# Task data start

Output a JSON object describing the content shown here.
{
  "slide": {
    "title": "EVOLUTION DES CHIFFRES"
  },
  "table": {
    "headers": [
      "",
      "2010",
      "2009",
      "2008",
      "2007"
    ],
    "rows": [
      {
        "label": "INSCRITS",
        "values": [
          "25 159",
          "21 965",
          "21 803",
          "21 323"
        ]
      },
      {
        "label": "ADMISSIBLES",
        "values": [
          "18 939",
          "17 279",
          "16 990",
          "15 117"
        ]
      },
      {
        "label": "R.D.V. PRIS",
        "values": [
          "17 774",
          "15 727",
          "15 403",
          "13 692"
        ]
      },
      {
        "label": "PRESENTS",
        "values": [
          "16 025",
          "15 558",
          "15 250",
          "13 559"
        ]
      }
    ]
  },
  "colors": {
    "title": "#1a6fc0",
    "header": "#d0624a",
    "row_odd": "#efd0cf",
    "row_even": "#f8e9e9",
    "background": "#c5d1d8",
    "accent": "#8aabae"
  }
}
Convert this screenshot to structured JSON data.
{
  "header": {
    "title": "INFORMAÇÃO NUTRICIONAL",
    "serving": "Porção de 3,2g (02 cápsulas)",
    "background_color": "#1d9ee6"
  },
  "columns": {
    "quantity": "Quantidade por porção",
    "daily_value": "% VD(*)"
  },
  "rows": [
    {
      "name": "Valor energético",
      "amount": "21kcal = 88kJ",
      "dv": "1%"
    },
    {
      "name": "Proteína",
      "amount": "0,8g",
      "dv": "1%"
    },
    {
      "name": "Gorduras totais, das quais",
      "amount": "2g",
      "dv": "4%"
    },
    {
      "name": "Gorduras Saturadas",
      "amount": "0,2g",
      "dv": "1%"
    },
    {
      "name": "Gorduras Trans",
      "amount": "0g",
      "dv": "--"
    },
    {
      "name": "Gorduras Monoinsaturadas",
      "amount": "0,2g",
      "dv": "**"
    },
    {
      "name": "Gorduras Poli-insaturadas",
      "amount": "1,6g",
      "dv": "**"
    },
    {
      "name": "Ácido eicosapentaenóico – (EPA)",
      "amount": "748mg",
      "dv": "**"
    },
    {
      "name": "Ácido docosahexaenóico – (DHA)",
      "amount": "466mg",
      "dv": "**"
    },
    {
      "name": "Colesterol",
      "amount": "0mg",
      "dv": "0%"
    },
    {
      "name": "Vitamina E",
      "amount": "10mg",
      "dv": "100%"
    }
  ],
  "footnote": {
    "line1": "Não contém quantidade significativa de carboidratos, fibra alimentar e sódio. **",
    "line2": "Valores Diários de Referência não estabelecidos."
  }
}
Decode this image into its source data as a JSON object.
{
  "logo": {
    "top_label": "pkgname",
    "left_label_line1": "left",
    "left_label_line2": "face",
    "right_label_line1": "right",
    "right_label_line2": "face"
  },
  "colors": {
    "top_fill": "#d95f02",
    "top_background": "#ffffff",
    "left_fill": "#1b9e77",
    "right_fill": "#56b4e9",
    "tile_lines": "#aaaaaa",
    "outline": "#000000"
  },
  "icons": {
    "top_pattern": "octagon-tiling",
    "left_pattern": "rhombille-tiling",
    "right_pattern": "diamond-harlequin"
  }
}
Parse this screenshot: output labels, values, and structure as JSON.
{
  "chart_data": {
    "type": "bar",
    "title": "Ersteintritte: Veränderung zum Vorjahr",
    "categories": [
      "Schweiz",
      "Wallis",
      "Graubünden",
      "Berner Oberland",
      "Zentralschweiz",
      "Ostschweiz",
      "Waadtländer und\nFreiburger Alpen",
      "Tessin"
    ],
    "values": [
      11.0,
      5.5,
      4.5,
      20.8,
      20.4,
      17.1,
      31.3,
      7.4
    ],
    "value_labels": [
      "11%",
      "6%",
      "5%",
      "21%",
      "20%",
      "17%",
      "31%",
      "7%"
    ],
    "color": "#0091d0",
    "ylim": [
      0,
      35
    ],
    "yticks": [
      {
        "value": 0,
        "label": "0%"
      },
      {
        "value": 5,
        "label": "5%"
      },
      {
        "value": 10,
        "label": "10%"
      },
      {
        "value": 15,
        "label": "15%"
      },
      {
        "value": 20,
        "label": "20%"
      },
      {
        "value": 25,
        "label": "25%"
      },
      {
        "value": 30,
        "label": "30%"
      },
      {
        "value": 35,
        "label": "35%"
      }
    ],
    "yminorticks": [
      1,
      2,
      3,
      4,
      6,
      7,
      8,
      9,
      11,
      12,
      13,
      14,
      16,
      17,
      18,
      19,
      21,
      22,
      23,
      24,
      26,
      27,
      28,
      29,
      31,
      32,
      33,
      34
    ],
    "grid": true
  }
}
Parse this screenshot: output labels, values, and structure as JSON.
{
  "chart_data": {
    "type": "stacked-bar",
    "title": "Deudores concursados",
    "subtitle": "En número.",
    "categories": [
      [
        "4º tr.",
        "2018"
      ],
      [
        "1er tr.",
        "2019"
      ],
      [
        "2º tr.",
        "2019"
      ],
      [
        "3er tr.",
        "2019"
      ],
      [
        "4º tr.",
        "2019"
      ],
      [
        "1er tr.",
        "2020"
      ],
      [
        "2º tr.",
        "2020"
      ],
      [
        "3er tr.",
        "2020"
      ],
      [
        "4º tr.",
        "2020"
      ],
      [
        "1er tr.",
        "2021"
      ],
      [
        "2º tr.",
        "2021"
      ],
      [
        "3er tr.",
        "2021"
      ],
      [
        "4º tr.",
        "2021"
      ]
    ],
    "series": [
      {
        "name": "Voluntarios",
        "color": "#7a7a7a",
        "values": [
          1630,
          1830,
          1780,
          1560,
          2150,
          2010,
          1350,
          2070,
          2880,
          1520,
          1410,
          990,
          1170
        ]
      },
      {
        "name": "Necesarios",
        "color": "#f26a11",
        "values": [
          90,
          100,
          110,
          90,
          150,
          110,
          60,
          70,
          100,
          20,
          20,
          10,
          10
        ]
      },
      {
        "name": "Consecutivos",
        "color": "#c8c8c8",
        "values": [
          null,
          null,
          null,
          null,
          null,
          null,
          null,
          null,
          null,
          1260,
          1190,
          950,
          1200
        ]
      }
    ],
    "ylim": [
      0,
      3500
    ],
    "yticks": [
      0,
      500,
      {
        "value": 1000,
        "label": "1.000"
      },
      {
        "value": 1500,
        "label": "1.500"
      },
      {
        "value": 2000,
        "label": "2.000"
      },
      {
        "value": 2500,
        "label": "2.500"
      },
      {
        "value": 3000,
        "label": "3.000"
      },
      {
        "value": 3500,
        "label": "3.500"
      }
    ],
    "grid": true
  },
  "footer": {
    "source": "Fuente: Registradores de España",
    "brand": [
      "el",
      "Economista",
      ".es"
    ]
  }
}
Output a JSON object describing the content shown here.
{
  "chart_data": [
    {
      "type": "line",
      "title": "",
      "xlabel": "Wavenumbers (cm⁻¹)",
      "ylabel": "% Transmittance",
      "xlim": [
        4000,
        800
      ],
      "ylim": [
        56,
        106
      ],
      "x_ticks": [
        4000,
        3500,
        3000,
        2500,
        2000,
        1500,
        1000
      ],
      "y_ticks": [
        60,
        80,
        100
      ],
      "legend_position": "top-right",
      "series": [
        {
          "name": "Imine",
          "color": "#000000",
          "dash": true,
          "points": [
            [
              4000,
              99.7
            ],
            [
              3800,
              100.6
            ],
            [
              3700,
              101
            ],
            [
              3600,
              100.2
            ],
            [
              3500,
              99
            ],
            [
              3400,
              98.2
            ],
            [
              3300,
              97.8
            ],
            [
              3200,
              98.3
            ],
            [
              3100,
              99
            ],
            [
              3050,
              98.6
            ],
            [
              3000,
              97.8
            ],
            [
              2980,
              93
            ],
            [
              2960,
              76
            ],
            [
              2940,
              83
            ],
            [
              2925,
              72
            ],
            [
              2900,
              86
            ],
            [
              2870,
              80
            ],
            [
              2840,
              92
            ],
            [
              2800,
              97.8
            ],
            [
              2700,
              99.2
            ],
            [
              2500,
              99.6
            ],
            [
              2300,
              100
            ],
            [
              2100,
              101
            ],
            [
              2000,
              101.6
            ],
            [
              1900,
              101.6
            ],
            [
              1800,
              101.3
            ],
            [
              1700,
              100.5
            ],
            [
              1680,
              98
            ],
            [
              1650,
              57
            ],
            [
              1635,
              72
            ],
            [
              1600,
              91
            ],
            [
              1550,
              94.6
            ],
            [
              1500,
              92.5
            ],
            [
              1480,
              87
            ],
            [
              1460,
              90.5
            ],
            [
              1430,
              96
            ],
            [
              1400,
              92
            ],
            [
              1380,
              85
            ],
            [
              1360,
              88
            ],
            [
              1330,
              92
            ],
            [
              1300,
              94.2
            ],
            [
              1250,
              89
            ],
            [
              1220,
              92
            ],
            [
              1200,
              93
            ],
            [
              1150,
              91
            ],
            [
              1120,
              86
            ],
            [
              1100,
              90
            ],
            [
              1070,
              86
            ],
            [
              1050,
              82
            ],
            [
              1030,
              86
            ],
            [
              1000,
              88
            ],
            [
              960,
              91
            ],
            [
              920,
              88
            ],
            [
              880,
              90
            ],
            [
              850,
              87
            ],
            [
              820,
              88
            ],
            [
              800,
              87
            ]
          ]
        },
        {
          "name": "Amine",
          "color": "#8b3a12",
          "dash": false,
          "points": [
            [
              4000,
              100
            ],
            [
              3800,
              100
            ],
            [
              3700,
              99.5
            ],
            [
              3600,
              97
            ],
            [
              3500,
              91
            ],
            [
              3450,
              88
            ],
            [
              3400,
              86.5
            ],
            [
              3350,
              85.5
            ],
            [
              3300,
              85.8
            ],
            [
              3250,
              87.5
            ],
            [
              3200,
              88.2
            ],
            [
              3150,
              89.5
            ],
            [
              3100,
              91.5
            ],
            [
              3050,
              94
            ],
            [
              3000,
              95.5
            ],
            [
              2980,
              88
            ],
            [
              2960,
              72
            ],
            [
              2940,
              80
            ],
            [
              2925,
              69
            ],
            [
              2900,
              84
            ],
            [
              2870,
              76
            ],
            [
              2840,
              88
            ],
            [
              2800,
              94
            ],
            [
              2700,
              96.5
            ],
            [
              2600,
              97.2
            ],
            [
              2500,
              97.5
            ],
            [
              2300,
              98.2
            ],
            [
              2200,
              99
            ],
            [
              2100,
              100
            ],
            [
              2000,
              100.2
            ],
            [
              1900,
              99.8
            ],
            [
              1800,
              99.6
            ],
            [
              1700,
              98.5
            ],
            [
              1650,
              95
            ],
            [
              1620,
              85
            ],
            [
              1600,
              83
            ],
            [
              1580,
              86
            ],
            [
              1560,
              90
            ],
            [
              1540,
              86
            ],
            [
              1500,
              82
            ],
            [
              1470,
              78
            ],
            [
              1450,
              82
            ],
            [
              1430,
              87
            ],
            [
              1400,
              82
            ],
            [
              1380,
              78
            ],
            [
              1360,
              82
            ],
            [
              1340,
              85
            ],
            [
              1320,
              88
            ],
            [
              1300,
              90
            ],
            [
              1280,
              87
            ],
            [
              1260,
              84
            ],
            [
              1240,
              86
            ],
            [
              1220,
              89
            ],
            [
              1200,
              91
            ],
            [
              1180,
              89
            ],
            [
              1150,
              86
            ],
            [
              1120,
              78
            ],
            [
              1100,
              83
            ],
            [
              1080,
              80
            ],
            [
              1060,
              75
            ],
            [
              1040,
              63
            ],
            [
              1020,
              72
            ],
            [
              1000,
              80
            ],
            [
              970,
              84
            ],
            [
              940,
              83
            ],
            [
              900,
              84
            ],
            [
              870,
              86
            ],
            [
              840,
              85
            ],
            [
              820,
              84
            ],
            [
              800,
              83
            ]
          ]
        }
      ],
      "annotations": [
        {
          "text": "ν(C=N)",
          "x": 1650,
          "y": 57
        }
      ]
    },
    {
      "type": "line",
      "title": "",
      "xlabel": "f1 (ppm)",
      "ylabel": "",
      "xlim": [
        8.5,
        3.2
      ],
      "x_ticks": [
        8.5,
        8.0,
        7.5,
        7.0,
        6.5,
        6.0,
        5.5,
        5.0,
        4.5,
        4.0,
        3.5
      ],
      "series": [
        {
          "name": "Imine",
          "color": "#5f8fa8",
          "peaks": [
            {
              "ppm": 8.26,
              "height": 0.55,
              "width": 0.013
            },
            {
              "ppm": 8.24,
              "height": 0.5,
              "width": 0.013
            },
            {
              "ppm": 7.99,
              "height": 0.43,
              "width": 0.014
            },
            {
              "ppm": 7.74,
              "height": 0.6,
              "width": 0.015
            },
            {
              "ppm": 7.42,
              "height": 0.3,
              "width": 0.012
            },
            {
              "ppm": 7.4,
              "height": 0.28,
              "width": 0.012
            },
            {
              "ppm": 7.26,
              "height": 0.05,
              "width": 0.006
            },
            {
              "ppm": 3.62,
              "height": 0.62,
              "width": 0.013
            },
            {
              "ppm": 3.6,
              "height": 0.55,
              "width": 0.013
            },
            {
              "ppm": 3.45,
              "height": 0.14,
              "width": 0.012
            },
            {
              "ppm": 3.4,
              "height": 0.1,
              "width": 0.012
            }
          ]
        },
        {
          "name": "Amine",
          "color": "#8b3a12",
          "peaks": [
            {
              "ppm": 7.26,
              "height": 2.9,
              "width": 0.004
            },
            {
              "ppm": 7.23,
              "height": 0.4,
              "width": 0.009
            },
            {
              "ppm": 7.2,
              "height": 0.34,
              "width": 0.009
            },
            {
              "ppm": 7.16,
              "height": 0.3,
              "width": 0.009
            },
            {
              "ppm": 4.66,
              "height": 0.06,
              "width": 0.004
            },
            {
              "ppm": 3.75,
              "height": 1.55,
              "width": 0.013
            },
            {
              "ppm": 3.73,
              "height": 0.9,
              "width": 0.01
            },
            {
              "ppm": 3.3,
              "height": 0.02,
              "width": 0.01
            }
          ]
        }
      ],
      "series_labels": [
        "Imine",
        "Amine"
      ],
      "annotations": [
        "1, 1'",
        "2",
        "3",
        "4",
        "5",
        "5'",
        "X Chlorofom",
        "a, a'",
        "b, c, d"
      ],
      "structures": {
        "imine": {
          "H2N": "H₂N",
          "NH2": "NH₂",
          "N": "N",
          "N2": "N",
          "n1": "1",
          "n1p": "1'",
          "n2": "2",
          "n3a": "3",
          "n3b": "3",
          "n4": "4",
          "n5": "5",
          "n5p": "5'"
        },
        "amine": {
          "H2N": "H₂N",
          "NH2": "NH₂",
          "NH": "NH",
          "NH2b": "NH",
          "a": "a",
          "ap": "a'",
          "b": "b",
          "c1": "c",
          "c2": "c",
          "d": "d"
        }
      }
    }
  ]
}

# Task data end

What the task asks: Find the word "tiling" in the material, then list each line that holds it.

Exercise response:
    "top_pattern": "octagon-tiling",
    "left_pattern": "rhombille-tiling",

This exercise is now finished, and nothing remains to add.